TASK DIRECTIONS =>
Can you swap every "table-row" for "data-row" in the material below, leaving everything else unchanged and leaving the pictures out of your answer?

(Item position entries)
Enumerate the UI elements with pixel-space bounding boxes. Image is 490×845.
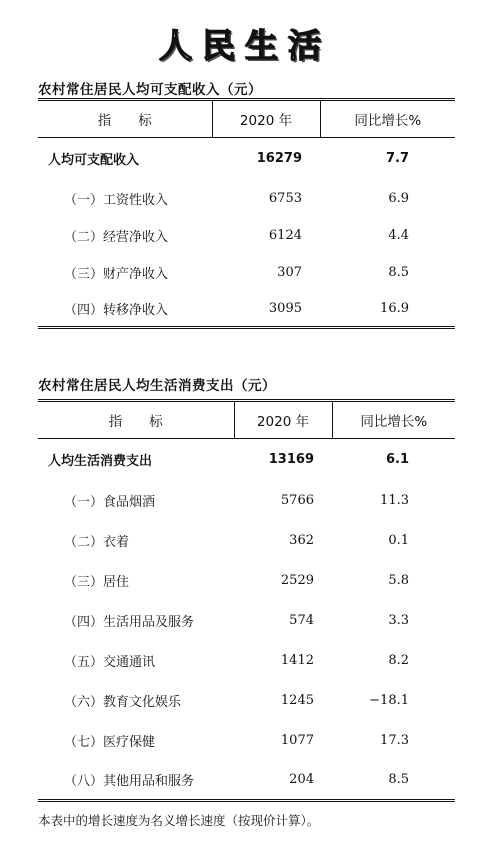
row-value-2020: 2529 [280, 573, 314, 588]
row-label: （一）工资性收入 [64, 192, 169, 208]
row-growth: 6.1 [385, 452, 409, 468]
total-row [38, 439, 455, 481]
row-label: （六）教育文化娱乐 [64, 695, 182, 710]
table-row [38, 721, 455, 761]
income-table [38, 98, 455, 329]
row-growth: 17.3 [380, 733, 409, 748]
table-row [38, 217, 455, 254]
footnote: 本表中的增长速度为名义增长速度（按现价计算）。 [38, 813, 320, 828]
row-label: 人均生活消费支出 [48, 454, 153, 470]
table-row [38, 601, 455, 641]
table-row [38, 481, 455, 521]
table-row [38, 681, 455, 721]
expense-table-body [38, 439, 455, 801]
table-row [38, 521, 455, 561]
table-row [38, 561, 455, 601]
row-label: （三）财产净收入 [64, 266, 169, 282]
row-growth: 3.3 [388, 613, 409, 628]
row-growth: 0.1 [388, 533, 409, 548]
header-growth: 同比增长% [320, 100, 455, 138]
row-growth: 6.9 [388, 190, 409, 206]
row-value-2020: 13169 [268, 452, 314, 468]
row-label: 人均可支配收入 [48, 153, 140, 169]
row-label: （八）其他用品和服务 [64, 774, 195, 790]
table-row [38, 180, 455, 217]
row-label: （二）衣着 [64, 535, 130, 550]
row-label: （一）食品烟酒 [64, 495, 156, 510]
row-value-2020: 574 [289, 613, 314, 628]
row-label: （三）居住 [64, 575, 130, 590]
table-row [38, 254, 455, 291]
header-year: 2020 年 [212, 100, 320, 138]
row-value-2020: 362 [289, 533, 314, 548]
row-label: （七）医疗保健 [64, 735, 156, 750]
total-row [38, 138, 455, 180]
row-growth: 11.3 [380, 493, 409, 508]
table-row [38, 291, 455, 328]
row-value-2020: 1412 [280, 653, 314, 668]
row-value-2020: 3095 [268, 300, 302, 316]
row-value-2020: 1245 [280, 693, 314, 708]
table-row [38, 641, 455, 681]
row-growth: 5.8 [388, 573, 409, 588]
header-indicator: 指 标 [38, 401, 234, 439]
expense-table [38, 399, 455, 802]
row-growth: −18.1 [369, 693, 409, 708]
row-value-2020: 5766 [280, 493, 314, 508]
row-label: （四）转移净收入 [64, 302, 169, 318]
income-table-body [38, 138, 455, 328]
row-value-2020: 16279 [256, 151, 302, 167]
row-growth: 8.2 [388, 653, 409, 668]
row-label: （二）经营净收入 [64, 229, 169, 245]
income-table-caption: 农村常住居民人均可支配收入（元） [38, 82, 262, 98]
row-growth: 8.5 [388, 264, 409, 280]
row-growth: 4.4 [388, 227, 409, 243]
row-label: （四）生活用品及服务 [64, 615, 195, 630]
row-label: （五）交通通讯 [64, 655, 156, 670]
table-row [38, 761, 455, 801]
row-growth: 7.7 [385, 151, 409, 167]
row-value-2020: 204 [289, 772, 314, 788]
row-growth: 8.5 [388, 772, 409, 788]
expense-table-header [38, 401, 455, 439]
page-title: 人民生活 [159, 26, 331, 65]
income-table-header [38, 100, 455, 138]
header-indicator: 指 标 [38, 100, 212, 138]
header-growth: 同比增长% [332, 401, 455, 439]
header-year: 2020 年 [234, 401, 332, 439]
row-value-2020: 6753 [268, 190, 302, 206]
expense-table-caption: 农村常住居民人均生活消费支出（元） [38, 378, 276, 394]
row-value-2020: 6124 [268, 227, 302, 243]
row-value-2020: 1077 [280, 733, 314, 748]
row-value-2020: 307 [277, 264, 302, 280]
row-growth: 16.9 [380, 300, 409, 316]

RESPONSE TO THIS EXERCISE =>
Enumerate the UI elements with pixel-space bounding boxes. Image is 490×845.
row-value-2020: 2529 [280, 573, 314, 588]
row-label: （一）工资性收入 [64, 192, 169, 208]
row-growth: 6.1 [385, 452, 409, 468]
total-row [38, 439, 455, 481]
row-label: （六）教育文化娱乐 [64, 695, 182, 710]
data-row [38, 721, 455, 761]
income-table [38, 98, 455, 329]
row-growth: 17.3 [380, 733, 409, 748]
data-row [38, 217, 455, 254]
footnote: 本表中的增长速度为名义增长速度（按现价计算）。 [38, 813, 320, 828]
row-label: 人均生活消费支出 [48, 454, 153, 470]
data-row [38, 601, 455, 641]
data-row [38, 481, 455, 521]
data-row [38, 681, 455, 721]
expense-table-body [38, 439, 455, 801]
data-row [38, 521, 455, 561]
data-row [38, 561, 455, 601]
row-label: （三）财产净收入 [64, 266, 169, 282]
row-growth: 3.3 [388, 613, 409, 628]
row-growth: 0.1 [388, 533, 409, 548]
header-growth: 同比增长% [320, 100, 455, 138]
row-growth: 6.9 [388, 190, 409, 206]
row-value-2020: 13169 [268, 452, 314, 468]
row-label: 人均可支配收入 [48, 153, 140, 169]
row-label: （八）其他用品和服务 [64, 774, 195, 790]
data-row [38, 180, 455, 217]
row-label: （二）衣着 [64, 535, 130, 550]
row-label: （一）食品烟酒 [64, 495, 156, 510]
row-value-2020: 574 [289, 613, 314, 628]
row-label: （三）居住 [64, 575, 130, 590]
data-row [38, 254, 455, 291]
header-year: 2020 年 [212, 100, 320, 138]
row-value-2020: 362 [289, 533, 314, 548]
row-label: （七）医疗保健 [64, 735, 156, 750]
total-row [38, 138, 455, 180]
row-growth: 11.3 [380, 493, 409, 508]
data-row [38, 291, 455, 328]
row-value-2020: 1412 [280, 653, 314, 668]
row-value-2020: 3095 [268, 300, 302, 316]
row-value-2020: 1245 [280, 693, 314, 708]
data-row [38, 641, 455, 681]
row-growth: 5.8 [388, 573, 409, 588]
header-indicator: 指 标 [38, 401, 234, 439]
expense-table [38, 399, 455, 802]
row-growth: −18.1 [369, 693, 409, 708]
row-value-2020: 5766 [280, 493, 314, 508]
row-label: （四）转移净收入 [64, 302, 169, 318]
income-table-body [38, 138, 455, 328]
row-value-2020: 16279 [256, 151, 302, 167]
row-growth: 8.2 [388, 653, 409, 668]
row-label: （二）经营净收入 [64, 229, 169, 245]
income-table-caption: 农村常住居民人均可支配收入（元） [38, 82, 262, 98]
row-growth: 8.5 [388, 264, 409, 280]
row-growth: 4.4 [388, 227, 409, 243]
row-label: （四）生活用品及服务 [64, 615, 195, 630]
row-label: （五）交通通讯 [64, 655, 156, 670]
data-row [38, 761, 455, 801]
row-growth: 7.7 [385, 151, 409, 167]
row-value-2020: 204 [289, 772, 314, 788]
row-growth: 8.5 [388, 772, 409, 788]
expense-table-header [38, 401, 455, 439]
page-title: 人民生活 [159, 26, 331, 65]
income-table-header [38, 100, 455, 138]
header-indicator: 指 标 [38, 100, 212, 138]
header-growth: 同比增长% [332, 401, 455, 439]
header-year: 2020 年 [234, 401, 332, 439]
row-value-2020: 6753 [268, 190, 302, 206]
expense-table-caption: 农村常住居民人均生活消费支出（元） [38, 378, 276, 394]
row-value-2020: 6124 [268, 227, 302, 243]
row-value-2020: 1077 [280, 733, 314, 748]
row-value-2020: 307 [277, 264, 302, 280]
row-growth: 16.9 [380, 300, 409, 316]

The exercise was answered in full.